## Exercise
Output every record word for word.
────────────────────
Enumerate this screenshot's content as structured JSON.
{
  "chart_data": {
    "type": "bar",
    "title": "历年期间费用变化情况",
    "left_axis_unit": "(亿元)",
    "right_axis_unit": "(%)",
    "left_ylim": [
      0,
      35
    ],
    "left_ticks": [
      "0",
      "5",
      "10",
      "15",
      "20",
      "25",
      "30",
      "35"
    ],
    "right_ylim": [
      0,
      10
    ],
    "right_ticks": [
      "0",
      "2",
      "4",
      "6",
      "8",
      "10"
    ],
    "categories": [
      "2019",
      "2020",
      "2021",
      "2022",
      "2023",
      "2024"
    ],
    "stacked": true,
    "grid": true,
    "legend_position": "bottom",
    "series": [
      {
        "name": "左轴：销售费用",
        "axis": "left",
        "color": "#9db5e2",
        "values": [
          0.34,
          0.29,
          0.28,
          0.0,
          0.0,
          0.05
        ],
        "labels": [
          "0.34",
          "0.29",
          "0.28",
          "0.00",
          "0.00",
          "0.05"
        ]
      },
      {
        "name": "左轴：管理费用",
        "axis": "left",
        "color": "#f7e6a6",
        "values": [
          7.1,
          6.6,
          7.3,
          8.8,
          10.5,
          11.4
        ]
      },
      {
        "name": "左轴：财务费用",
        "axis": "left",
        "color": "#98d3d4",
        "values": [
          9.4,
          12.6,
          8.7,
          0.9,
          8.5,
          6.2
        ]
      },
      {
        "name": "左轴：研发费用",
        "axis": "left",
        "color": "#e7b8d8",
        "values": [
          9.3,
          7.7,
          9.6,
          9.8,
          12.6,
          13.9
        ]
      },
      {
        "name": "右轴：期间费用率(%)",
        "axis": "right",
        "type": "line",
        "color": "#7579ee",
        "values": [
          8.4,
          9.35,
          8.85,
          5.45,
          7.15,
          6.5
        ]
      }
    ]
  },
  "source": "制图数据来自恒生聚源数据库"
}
────────────────────
## Result of the task
Enumerate this screenshot's content as structured JSON.
{
  "chart_data": {
    "type": "bar",
    "title": "历年期间费用变化情况",
    "left_axis_unit": "(亿元)",
    "right_axis_unit": "(%)",
    "left_ylim": [
      0,
      35
    ],
    "left_ticks": [
      "0",
      "5",
      "10",
      "15",
      "20",
      "25",
      "30",
      "35"
    ],
    "right_ylim": [
      0,
      10
    ],
    "right_ticks": [
      "0",
      "2",
      "4",
      "6",
      "8",
      "10"
    ],
    "categories": [
      "2019",
      "2020",
      "2021",
      "2022",
      "2023",
      "2024"
    ],
    "stacked": true,
    "grid": true,
    "legend_position": "bottom",
    "series": [
      {
        "name": "左轴：销售费用",
        "axis": "left",
        "color": "#9db5e2",
        "values": [
          0.34,
          0.29,
          0.28,
          0.0,
          0.0,
          0.05
        ],
        "labels": [
          "0.34",
          "0.29",
          "0.28",
          "0.00",
          "0.00",
          "0.05"
        ]
      },
      {
        "name": "左轴：管理费用",
        "axis": "left",
        "color": "#f7e6a6",
        "values": [
          7.1,
          6.6,
          7.3,
          8.8,
          10.5,
          11.4
        ]
      },
      {
        "name": "左轴：财务费用",
        "axis": "left",
        "color": "#98d3d4",
        "values": [
          9.4,
          12.6,
          8.7,
          0.9,
          8.5,
          6.2
        ]
      },
      {
        "name": "左轴：研发费用",
        "axis": "left",
        "color": "#e7b8d8",
        "values": [
          9.3,
          7.7,
          9.6,
          9.8,
          12.6,
          13.9
        ]
      },
      {
        "name": "右轴：期间费用率(%)",
        "axis": "right",
        "type": "line",
        "color": "#7579ee",
        "values": [
          8.4,
          9.35,
          8.85,
          5.45,
          7.15,
          6.5
        ]
      }
    ]
  },
  "source": "制图数据来自恒生聚源数据库"
}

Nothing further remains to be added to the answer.